> [The request] Gather up the lines with the word "Live" in them.

----------

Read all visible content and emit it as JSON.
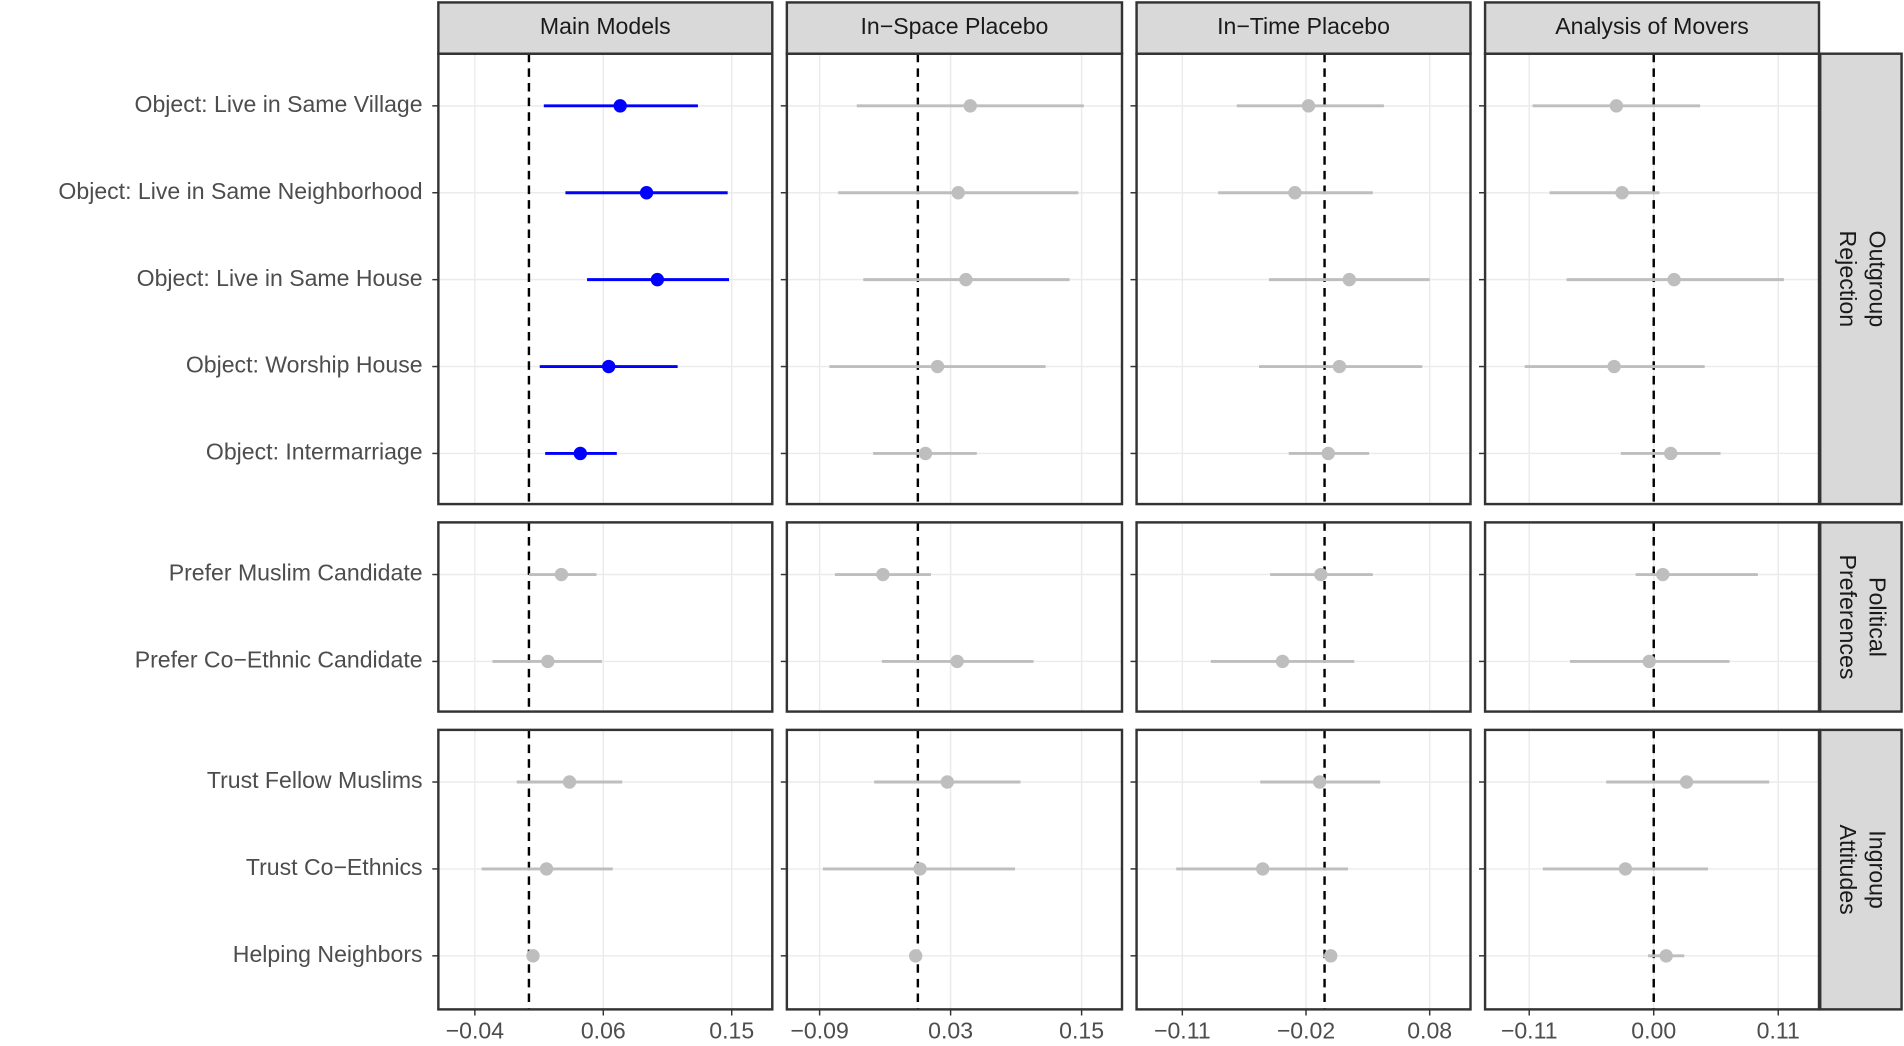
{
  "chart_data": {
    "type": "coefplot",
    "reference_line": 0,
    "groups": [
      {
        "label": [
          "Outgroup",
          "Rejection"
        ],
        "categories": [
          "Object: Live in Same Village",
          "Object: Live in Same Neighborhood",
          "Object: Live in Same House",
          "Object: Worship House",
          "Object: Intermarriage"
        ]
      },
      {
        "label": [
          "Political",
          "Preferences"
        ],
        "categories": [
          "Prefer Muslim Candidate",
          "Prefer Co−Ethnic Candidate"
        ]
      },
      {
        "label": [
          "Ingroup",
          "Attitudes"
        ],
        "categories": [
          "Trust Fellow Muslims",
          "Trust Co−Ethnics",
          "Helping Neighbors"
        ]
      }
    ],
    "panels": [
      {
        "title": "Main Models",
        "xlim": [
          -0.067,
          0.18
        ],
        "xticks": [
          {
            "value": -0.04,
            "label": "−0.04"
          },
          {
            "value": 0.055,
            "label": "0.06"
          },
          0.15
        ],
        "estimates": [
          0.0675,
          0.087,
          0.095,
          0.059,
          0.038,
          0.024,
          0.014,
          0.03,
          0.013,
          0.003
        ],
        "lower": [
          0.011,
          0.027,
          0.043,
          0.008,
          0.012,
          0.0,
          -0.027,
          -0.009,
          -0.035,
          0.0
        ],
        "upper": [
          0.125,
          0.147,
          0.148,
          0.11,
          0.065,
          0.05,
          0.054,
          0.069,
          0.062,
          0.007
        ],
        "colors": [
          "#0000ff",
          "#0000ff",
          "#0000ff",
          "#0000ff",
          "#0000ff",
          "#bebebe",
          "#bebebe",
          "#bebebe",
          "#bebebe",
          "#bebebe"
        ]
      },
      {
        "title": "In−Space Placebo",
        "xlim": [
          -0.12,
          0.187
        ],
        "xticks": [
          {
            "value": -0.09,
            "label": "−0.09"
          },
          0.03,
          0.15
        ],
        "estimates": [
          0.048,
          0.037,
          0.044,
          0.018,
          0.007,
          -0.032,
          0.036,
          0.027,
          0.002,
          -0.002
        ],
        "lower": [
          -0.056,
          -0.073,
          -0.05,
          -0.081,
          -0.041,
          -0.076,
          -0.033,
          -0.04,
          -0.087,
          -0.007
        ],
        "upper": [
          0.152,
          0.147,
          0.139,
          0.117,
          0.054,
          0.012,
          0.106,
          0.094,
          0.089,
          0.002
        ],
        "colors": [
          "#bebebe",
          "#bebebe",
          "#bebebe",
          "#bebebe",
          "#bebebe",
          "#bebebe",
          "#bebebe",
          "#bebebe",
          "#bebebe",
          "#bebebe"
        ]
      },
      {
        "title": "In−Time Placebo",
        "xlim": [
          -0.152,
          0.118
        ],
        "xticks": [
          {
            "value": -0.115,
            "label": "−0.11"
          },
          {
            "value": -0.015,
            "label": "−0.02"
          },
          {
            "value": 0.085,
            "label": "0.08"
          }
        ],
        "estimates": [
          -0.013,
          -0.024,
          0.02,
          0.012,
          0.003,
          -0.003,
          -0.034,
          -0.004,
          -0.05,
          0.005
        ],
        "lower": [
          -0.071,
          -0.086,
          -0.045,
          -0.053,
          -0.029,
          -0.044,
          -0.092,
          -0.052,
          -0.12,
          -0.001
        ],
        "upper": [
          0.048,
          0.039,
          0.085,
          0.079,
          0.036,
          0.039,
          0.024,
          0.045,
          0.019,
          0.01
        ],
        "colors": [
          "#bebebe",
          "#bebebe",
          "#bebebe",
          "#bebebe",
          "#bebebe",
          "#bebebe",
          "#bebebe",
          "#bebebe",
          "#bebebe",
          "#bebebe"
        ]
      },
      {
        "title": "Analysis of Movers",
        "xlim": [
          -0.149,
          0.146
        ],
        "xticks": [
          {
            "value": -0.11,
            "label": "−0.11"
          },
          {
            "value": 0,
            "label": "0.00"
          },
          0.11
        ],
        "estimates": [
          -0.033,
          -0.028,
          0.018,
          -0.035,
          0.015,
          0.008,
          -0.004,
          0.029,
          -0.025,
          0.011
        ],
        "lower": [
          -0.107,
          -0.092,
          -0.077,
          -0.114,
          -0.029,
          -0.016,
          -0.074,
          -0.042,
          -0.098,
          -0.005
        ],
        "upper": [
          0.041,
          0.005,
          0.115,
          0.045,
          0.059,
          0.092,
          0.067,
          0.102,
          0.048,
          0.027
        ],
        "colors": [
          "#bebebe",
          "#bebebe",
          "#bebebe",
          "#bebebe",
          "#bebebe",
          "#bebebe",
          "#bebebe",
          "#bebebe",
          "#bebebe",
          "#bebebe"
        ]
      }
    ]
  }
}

----------

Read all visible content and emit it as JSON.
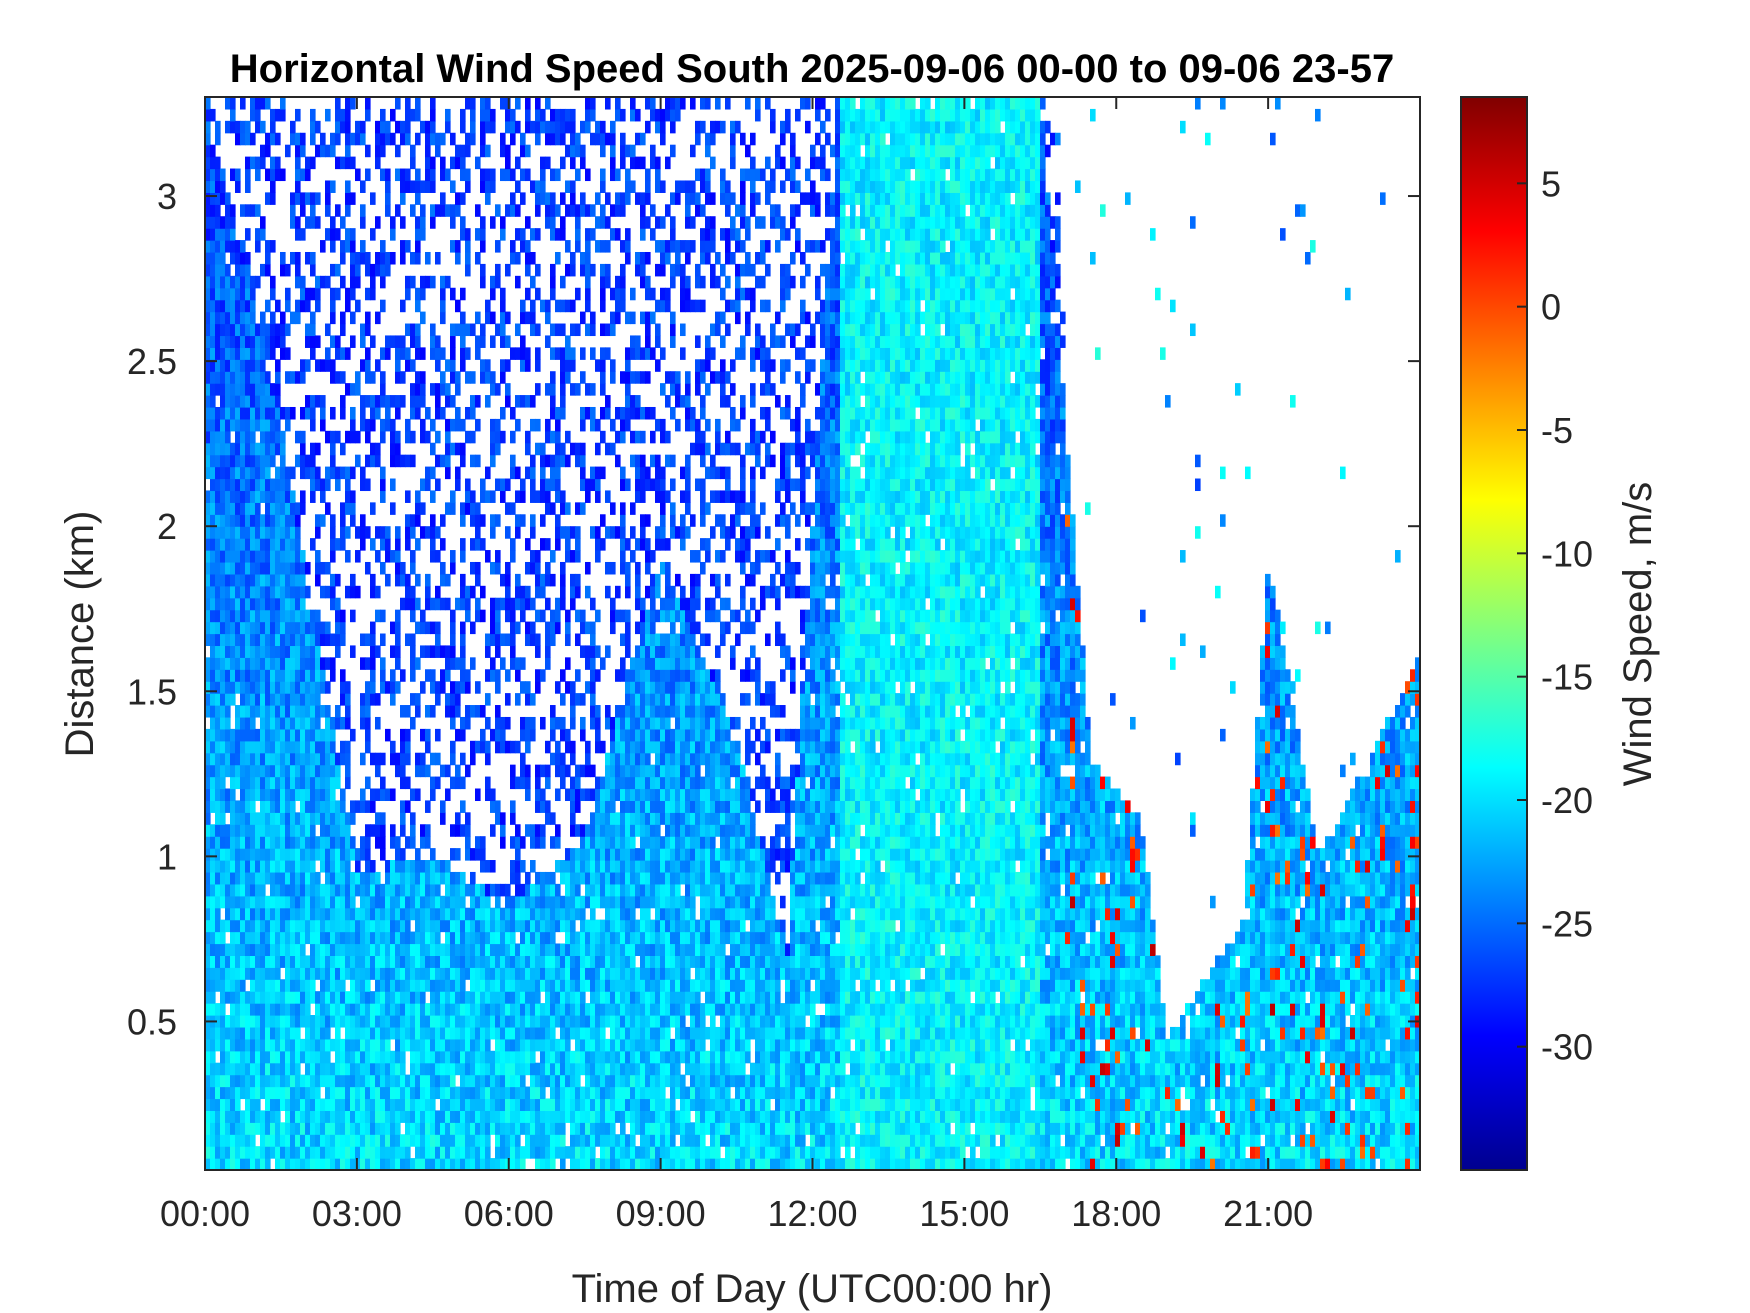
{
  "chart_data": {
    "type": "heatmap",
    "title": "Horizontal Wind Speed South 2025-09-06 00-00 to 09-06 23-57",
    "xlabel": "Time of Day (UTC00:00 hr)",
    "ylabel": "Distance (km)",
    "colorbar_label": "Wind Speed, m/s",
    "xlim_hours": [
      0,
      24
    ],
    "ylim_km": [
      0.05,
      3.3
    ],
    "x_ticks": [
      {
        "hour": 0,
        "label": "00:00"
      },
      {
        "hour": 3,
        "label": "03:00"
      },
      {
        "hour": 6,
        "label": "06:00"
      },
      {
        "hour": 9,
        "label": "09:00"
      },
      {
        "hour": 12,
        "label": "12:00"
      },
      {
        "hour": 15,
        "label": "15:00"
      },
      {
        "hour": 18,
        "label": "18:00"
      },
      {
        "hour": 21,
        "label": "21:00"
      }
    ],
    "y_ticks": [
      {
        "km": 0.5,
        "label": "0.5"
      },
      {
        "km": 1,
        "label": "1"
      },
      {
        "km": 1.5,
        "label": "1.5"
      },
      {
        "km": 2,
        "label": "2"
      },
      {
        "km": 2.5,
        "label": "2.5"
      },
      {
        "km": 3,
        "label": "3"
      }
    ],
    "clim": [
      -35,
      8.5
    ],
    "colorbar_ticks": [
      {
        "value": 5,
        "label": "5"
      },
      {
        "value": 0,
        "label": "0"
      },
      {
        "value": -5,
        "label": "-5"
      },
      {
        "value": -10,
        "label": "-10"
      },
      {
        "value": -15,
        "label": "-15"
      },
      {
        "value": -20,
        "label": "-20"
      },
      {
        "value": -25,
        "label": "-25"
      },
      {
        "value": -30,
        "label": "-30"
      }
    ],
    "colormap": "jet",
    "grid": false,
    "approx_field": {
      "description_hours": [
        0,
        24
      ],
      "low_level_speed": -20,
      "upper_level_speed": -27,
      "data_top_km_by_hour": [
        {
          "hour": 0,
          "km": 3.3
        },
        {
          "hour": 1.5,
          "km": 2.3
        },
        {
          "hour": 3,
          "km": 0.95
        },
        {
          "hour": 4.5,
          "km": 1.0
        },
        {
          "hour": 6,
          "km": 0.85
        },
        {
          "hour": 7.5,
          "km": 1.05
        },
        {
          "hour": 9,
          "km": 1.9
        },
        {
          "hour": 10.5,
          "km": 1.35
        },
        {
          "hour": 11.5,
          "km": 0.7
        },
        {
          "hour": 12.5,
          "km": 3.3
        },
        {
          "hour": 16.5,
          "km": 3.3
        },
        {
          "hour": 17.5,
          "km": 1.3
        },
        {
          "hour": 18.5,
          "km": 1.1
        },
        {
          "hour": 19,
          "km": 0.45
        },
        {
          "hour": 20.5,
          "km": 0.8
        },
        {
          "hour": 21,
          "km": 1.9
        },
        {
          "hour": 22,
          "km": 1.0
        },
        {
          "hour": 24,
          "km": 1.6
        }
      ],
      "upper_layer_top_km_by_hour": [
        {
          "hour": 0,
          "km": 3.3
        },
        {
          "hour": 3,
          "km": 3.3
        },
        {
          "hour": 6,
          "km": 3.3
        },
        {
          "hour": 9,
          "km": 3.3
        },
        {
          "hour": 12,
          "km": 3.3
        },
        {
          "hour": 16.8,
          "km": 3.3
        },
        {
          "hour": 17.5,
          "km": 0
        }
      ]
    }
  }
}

----------

> [Response for this exercise]
          "Object: Live in Same Village",
          "Object: Live in Same Neighborhood",
          "Object: Live in Same House",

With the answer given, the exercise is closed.